**WHAT TO DO**
Pull out all lines from the listing below in which the word "dialect" appears.

**ENTRIES SHOWN**
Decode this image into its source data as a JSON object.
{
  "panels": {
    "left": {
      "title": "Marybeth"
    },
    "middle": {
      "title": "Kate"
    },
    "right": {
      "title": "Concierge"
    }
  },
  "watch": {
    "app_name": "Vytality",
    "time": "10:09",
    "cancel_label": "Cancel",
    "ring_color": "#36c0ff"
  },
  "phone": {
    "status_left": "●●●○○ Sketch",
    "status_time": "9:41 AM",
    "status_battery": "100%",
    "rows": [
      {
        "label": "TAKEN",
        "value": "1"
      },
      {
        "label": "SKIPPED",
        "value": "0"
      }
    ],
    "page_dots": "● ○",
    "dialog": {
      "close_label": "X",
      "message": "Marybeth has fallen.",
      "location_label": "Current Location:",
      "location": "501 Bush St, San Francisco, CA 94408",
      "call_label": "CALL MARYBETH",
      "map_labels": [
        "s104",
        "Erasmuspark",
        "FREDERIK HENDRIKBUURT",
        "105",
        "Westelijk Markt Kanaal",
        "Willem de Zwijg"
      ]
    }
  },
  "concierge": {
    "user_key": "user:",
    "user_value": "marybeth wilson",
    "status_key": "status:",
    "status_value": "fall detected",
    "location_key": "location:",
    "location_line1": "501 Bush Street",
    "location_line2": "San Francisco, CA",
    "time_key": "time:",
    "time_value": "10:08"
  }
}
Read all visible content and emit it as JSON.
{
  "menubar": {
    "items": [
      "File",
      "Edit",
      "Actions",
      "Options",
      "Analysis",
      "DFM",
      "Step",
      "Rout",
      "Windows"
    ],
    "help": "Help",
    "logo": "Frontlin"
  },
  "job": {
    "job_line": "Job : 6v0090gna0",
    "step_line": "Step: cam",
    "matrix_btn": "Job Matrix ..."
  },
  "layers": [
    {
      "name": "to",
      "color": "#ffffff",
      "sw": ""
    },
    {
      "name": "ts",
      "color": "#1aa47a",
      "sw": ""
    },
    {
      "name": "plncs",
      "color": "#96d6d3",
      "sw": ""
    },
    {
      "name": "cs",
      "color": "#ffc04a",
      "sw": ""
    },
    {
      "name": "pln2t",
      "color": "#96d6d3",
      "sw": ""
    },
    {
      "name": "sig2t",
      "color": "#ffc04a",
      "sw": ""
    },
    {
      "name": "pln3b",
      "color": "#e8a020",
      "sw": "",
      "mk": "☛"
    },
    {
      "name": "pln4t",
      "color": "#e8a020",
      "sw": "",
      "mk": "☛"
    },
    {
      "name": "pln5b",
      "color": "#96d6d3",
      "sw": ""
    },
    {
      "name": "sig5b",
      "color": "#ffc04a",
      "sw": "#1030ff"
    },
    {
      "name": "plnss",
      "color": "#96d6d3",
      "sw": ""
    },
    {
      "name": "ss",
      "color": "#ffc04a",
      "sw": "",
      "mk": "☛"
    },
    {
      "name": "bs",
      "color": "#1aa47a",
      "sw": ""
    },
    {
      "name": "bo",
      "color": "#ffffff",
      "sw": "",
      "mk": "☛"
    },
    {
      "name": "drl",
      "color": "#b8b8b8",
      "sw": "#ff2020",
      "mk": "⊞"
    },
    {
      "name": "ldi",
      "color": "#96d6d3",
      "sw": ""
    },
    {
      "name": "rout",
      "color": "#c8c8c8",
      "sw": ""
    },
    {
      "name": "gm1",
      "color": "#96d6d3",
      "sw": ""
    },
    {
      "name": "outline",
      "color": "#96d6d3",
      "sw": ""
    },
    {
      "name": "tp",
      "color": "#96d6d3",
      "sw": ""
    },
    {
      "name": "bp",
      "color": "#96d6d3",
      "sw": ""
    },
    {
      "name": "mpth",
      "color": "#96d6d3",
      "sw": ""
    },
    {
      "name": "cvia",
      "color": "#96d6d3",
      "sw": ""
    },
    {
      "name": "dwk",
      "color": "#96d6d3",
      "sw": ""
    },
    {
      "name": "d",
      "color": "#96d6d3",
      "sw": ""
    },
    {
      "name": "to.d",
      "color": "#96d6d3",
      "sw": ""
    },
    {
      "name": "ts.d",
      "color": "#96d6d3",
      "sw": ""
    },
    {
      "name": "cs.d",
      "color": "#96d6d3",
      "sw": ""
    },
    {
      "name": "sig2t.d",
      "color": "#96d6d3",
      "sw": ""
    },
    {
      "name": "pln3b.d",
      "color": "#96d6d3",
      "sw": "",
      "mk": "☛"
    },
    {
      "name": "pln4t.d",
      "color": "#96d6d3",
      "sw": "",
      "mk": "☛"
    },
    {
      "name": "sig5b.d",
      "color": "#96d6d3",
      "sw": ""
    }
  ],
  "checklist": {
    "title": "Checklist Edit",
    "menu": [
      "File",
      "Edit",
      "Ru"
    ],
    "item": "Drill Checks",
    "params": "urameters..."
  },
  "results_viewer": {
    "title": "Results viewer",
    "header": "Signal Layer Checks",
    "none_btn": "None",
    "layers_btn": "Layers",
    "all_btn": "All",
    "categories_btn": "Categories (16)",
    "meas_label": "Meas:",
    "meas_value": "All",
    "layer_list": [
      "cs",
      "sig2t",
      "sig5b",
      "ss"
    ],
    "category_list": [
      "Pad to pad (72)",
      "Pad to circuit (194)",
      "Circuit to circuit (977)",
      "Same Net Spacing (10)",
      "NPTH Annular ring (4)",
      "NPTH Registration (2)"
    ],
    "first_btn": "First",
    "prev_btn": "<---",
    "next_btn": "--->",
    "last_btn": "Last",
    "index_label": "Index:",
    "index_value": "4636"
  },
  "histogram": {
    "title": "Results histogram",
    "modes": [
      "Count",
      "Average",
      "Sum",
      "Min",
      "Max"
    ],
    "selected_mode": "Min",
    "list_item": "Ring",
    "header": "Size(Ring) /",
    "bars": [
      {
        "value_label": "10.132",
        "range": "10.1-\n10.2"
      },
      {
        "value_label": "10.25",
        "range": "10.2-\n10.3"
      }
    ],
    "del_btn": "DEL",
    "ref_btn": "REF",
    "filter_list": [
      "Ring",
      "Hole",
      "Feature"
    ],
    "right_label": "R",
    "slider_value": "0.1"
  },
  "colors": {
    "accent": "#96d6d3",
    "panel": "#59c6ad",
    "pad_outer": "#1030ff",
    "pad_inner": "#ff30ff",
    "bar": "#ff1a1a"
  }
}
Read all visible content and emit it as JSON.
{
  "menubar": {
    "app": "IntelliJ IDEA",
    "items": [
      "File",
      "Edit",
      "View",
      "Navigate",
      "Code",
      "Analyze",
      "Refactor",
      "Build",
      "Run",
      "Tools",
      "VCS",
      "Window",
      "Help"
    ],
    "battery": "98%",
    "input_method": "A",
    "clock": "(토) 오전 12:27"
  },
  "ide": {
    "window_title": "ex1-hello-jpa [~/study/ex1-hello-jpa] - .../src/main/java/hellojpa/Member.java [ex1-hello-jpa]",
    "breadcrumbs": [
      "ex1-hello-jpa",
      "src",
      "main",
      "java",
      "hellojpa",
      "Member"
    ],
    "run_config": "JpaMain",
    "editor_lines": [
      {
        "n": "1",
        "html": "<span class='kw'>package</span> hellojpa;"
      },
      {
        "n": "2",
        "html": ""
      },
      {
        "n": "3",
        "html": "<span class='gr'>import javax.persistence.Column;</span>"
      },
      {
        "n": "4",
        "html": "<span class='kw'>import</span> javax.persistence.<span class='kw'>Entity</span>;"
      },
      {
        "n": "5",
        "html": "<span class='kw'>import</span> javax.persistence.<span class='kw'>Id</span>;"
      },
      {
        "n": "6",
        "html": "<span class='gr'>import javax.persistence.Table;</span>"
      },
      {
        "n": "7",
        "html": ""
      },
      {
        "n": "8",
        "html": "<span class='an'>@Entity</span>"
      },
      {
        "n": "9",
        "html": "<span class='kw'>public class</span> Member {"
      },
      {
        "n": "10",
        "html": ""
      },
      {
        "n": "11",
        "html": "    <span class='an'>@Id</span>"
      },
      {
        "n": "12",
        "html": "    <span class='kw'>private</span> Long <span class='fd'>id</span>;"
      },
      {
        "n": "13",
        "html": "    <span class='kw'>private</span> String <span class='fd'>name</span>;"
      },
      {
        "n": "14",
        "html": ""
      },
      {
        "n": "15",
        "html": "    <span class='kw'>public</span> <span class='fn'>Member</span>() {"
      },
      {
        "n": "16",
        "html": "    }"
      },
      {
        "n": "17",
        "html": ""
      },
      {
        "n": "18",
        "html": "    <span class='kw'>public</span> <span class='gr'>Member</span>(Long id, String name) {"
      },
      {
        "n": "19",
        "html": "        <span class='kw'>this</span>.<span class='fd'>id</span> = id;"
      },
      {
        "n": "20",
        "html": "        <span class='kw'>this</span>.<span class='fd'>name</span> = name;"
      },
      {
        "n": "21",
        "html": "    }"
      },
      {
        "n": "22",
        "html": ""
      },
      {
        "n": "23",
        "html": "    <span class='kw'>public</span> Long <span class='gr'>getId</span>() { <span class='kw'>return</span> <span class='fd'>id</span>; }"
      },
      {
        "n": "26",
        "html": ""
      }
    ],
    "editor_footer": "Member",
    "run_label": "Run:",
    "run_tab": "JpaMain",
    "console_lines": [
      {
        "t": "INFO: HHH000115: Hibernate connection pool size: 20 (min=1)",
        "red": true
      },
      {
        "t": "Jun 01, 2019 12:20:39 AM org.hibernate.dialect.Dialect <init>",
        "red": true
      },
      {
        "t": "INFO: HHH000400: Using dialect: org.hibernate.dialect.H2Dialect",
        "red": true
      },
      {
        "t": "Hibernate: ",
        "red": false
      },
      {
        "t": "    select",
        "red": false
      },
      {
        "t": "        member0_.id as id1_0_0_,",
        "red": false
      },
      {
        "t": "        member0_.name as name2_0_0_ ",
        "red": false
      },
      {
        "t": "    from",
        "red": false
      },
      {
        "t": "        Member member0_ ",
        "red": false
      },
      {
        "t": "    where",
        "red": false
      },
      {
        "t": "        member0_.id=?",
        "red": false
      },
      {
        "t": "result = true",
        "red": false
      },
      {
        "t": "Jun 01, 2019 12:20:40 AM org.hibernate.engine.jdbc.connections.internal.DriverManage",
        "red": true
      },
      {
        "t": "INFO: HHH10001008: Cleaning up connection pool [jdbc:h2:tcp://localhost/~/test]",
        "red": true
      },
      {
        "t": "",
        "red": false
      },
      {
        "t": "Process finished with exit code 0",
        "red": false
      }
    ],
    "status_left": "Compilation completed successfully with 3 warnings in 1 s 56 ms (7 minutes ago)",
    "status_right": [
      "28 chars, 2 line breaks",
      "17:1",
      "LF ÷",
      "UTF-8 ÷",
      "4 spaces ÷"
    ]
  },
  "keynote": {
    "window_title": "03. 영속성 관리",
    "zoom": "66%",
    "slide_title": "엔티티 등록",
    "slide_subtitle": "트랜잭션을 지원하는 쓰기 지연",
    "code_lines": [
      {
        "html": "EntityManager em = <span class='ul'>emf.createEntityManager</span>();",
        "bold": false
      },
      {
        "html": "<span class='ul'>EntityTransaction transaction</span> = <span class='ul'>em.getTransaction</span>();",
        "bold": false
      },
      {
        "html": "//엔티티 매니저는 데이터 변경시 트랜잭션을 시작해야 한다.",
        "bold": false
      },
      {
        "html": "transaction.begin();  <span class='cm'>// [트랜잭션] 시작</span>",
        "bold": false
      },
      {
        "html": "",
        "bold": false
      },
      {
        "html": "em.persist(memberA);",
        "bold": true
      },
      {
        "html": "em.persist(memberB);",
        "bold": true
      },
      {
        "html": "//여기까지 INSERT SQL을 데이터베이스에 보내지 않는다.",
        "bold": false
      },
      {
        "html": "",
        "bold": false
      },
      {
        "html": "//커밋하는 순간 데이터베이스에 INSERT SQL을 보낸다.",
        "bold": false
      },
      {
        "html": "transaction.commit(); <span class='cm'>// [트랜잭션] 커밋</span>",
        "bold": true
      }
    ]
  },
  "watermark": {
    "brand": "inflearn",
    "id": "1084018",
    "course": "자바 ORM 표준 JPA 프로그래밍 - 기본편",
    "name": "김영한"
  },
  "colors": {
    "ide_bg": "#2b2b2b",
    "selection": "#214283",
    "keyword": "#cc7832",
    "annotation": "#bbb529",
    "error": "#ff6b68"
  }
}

**SOLUTION TO THIS EXERCISE**
        "t": "Jun 01, 2019 12:20:39 AM org.hibernate.dialect.Dialect <init>",
        "t": "INFO: HHH000400: Using dialect: org.hibernate.dialect.H2Dialect",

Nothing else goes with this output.